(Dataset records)
START

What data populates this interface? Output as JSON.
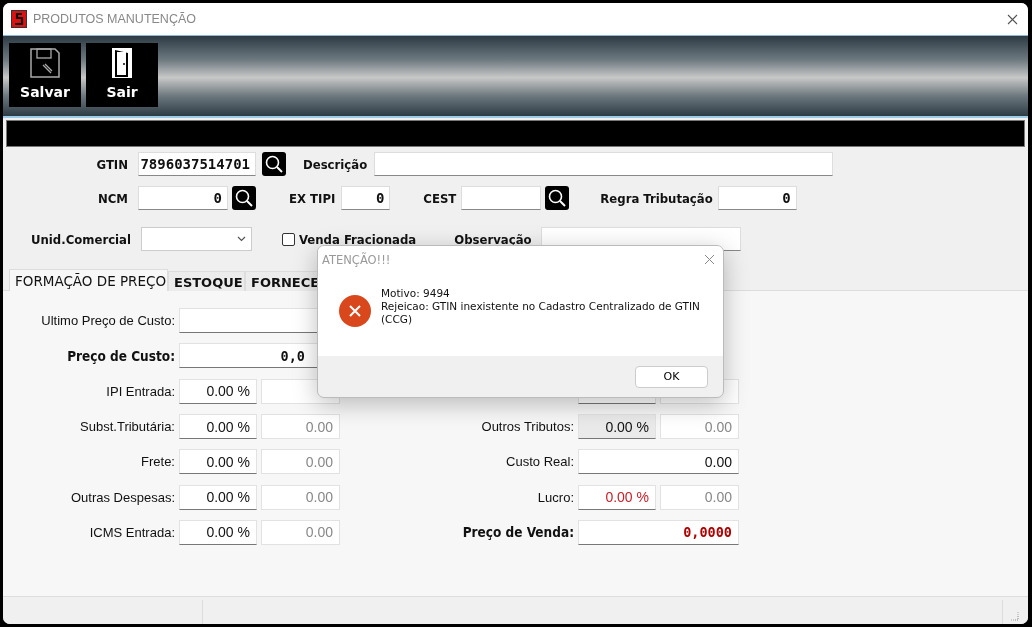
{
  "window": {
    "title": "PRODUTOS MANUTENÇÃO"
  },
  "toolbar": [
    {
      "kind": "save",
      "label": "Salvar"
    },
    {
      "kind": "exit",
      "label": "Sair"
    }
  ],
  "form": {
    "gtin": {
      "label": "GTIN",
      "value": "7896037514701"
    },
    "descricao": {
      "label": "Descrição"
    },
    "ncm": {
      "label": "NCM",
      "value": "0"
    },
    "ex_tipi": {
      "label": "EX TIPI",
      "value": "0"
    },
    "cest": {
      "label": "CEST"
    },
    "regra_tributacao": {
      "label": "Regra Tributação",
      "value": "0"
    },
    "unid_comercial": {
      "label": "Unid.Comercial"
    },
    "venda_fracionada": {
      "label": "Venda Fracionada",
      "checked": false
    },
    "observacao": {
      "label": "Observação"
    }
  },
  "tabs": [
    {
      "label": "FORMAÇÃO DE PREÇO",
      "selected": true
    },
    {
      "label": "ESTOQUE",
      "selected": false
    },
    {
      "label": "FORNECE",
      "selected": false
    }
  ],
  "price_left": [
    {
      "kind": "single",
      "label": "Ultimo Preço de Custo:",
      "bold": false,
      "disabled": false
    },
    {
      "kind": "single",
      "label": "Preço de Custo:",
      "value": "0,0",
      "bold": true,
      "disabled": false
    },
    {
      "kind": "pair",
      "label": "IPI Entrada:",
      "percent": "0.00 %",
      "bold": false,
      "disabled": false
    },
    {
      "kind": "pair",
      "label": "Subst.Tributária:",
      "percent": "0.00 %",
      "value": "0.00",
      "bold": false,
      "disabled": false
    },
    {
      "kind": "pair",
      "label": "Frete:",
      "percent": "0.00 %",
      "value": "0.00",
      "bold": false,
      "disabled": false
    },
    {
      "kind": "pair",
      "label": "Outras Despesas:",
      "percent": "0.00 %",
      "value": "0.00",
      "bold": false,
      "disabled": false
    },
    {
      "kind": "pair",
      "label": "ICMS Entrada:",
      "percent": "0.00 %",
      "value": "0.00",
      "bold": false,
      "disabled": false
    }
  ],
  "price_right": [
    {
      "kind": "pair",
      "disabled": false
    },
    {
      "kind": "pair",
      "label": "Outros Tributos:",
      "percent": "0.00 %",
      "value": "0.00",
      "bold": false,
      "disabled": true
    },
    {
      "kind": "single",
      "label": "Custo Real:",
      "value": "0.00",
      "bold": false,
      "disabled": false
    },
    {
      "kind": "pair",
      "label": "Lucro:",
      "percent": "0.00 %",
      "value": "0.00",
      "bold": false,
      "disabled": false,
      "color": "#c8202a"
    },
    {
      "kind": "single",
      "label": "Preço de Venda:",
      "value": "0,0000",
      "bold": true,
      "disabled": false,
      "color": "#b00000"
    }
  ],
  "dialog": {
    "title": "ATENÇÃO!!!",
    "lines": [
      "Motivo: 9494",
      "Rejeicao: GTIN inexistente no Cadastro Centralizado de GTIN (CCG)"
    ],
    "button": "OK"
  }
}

END
START

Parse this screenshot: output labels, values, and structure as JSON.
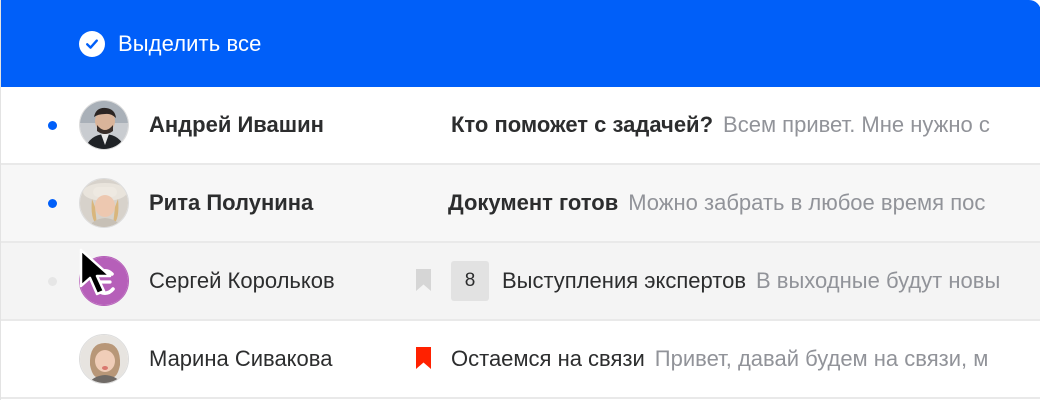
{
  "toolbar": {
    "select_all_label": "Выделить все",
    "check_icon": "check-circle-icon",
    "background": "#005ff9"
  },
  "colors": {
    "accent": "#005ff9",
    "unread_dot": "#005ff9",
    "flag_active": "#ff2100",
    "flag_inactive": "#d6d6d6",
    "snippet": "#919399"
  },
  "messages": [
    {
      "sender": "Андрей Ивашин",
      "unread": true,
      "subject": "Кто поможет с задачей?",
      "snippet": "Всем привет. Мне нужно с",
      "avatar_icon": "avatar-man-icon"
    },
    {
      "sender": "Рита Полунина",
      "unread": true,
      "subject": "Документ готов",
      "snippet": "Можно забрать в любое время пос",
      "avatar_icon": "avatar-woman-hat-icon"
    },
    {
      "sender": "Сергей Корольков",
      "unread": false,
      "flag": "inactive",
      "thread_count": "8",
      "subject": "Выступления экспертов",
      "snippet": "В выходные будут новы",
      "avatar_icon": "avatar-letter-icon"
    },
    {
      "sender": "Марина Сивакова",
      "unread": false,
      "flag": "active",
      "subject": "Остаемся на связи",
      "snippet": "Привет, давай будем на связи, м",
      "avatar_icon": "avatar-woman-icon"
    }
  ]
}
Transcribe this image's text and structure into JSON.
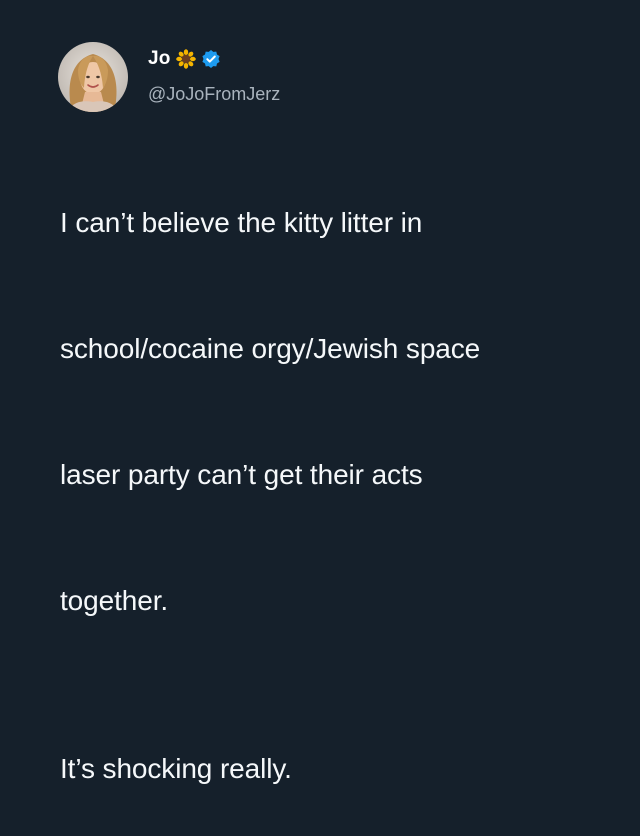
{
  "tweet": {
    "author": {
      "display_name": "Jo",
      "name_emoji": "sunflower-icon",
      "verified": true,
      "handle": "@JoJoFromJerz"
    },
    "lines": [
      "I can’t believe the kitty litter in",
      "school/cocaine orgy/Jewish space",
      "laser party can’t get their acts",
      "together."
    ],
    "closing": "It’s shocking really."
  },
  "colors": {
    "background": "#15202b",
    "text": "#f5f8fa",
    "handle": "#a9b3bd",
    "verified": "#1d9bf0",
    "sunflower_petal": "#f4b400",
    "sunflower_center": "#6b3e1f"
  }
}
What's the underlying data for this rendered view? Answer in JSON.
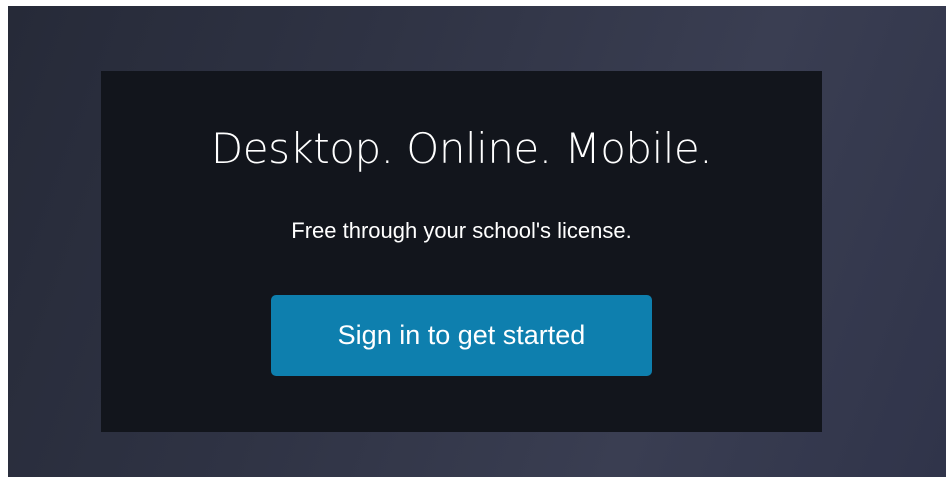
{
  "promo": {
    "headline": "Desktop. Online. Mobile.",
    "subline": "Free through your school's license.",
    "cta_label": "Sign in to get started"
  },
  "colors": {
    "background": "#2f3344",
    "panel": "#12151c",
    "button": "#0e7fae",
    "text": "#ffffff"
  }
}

END

» Task details
Scan the material above. Copy each line where "true" occurs.

» Exercise output
      "selected": true
      "bold": true,
      "disabled": true
      "bold": true,
      "unread": true,
      "unread": true,
      "verified": true,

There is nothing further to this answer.